Retype every entry word for word.

Extracted records
◇ ◇ ◇

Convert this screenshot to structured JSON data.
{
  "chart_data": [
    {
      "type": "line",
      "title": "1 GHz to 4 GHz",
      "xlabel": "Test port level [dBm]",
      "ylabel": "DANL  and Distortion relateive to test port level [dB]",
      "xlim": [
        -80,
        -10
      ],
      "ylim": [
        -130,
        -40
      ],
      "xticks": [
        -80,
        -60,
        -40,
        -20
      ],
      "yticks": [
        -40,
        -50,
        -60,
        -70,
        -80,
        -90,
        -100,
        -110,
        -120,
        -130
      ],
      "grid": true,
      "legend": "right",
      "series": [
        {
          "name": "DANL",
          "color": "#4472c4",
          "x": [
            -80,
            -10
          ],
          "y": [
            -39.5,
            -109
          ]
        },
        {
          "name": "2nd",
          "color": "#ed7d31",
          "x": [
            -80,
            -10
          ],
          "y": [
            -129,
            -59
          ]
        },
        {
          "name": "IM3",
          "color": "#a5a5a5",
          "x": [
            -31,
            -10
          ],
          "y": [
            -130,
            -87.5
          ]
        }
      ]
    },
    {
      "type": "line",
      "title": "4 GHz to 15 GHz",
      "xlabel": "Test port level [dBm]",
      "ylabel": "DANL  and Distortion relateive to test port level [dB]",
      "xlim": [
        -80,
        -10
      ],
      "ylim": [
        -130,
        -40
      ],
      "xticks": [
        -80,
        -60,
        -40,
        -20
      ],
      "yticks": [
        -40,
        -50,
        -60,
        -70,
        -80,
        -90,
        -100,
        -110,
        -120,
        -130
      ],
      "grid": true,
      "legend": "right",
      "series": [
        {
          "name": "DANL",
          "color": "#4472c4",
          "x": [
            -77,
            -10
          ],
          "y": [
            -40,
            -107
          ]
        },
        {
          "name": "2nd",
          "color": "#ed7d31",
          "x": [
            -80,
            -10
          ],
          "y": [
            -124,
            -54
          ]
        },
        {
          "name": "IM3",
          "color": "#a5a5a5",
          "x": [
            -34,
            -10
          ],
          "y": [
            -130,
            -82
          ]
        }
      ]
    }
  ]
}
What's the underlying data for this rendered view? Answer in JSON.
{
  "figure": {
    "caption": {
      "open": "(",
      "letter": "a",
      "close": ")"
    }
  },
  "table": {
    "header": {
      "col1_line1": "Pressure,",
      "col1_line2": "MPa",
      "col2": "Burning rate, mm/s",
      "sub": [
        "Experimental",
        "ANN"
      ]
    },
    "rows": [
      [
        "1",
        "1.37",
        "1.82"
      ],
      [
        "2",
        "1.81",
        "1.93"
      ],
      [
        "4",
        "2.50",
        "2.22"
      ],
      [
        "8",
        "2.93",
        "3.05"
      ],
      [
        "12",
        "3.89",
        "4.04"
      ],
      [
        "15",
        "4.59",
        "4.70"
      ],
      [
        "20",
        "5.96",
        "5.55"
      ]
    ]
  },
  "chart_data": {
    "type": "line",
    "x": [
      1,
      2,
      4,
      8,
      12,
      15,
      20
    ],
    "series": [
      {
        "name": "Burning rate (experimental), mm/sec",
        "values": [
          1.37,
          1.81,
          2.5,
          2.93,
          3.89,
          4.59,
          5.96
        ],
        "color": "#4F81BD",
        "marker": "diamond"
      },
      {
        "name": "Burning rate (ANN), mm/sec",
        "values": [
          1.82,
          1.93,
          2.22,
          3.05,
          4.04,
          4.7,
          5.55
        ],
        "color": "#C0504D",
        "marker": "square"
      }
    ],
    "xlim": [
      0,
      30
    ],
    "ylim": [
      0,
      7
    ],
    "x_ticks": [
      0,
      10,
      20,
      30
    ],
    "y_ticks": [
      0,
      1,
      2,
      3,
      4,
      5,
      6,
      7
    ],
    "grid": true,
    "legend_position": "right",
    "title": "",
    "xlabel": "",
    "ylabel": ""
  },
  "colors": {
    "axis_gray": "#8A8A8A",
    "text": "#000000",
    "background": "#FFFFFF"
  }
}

◇ ◇ ◇

Full answer.
Convert this screenshot to structured JSON data.
{
  "chart_data": [
    {
      "type": "line",
      "title": "1 GHz to 4 GHz",
      "xlabel": "Test port level [dBm]",
      "ylabel": "DANL  and Distortion relateive to test port level [dB]",
      "xlim": [
        -80,
        -10
      ],
      "ylim": [
        -130,
        -40
      ],
      "xticks": [
        -80,
        -60,
        -40,
        -20
      ],
      "yticks": [
        -40,
        -50,
        -60,
        -70,
        -80,
        -90,
        -100,
        -110,
        -120,
        -130
      ],
      "grid": true,
      "legend": "right",
      "series": [
        {
          "name": "DANL",
          "color": "#4472c4",
          "x": [
            -80,
            -10
          ],
          "y": [
            -39.5,
            -109
          ]
        },
        {
          "name": "2nd",
          "color": "#ed7d31",
          "x": [
            -80,
            -10
          ],
          "y": [
            -129,
            -59
          ]
        },
        {
          "name": "IM3",
          "color": "#a5a5a5",
          "x": [
            -31,
            -10
          ],
          "y": [
            -130,
            -87.5
          ]
        }
      ]
    },
    {
      "type": "line",
      "title": "4 GHz to 15 GHz",
      "xlabel": "Test port level [dBm]",
      "ylabel": "DANL  and Distortion relateive to test port level [dB]",
      "xlim": [
        -80,
        -10
      ],
      "ylim": [
        -130,
        -40
      ],
      "xticks": [
        -80,
        -60,
        -40,
        -20
      ],
      "yticks": [
        -40,
        -50,
        -60,
        -70,
        -80,
        -90,
        -100,
        -110,
        -120,
        -130
      ],
      "grid": true,
      "legend": "right",
      "series": [
        {
          "name": "DANL",
          "color": "#4472c4",
          "x": [
            -77,
            -10
          ],
          "y": [
            -40,
            -107
          ]
        },
        {
          "name": "2nd",
          "color": "#ed7d31",
          "x": [
            -80,
            -10
          ],
          "y": [
            -124,
            -54
          ]
        },
        {
          "name": "IM3",
          "color": "#a5a5a5",
          "x": [
            -34,
            -10
          ],
          "y": [
            -130,
            -82
          ]
        }
      ]
    }
  ]
}
What's the underlying data for this rendered view? Answer in JSON.
{
  "figure": {
    "caption": {
      "open": "(",
      "letter": "a",
      "close": ")"
    }
  },
  "table": {
    "header": {
      "col1_line1": "Pressure,",
      "col1_line2": "MPa",
      "col2": "Burning rate, mm/s",
      "sub": [
        "Experimental",
        "ANN"
      ]
    },
    "rows": [
      [
        "1",
        "1.37",
        "1.82"
      ],
      [
        "2",
        "1.81",
        "1.93"
      ],
      [
        "4",
        "2.50",
        "2.22"
      ],
      [
        "8",
        "2.93",
        "3.05"
      ],
      [
        "12",
        "3.89",
        "4.04"
      ],
      [
        "15",
        "4.59",
        "4.70"
      ],
      [
        "20",
        "5.96",
        "5.55"
      ]
    ]
  },
  "chart_data": {
    "type": "line",
    "x": [
      1,
      2,
      4,
      8,
      12,
      15,
      20
    ],
    "series": [
      {
        "name": "Burning rate (experimental), mm/sec",
        "values": [
          1.37,
          1.81,
          2.5,
          2.93,
          3.89,
          4.59,
          5.96
        ],
        "color": "#4F81BD",
        "marker": "diamond"
      },
      {
        "name": "Burning rate (ANN), mm/sec",
        "values": [
          1.82,
          1.93,
          2.22,
          3.05,
          4.04,
          4.7,
          5.55
        ],
        "color": "#C0504D",
        "marker": "square"
      }
    ],
    "xlim": [
      0,
      30
    ],
    "ylim": [
      0,
      7
    ],
    "x_ticks": [
      0,
      10,
      20,
      30
    ],
    "y_ticks": [
      0,
      1,
      2,
      3,
      4,
      5,
      6,
      7
    ],
    "grid": true,
    "legend_position": "right",
    "title": "",
    "xlabel": "",
    "ylabel": ""
  },
  "colors": {
    "axis_gray": "#8A8A8A",
    "text": "#000000",
    "background": "#FFFFFF"
  }
}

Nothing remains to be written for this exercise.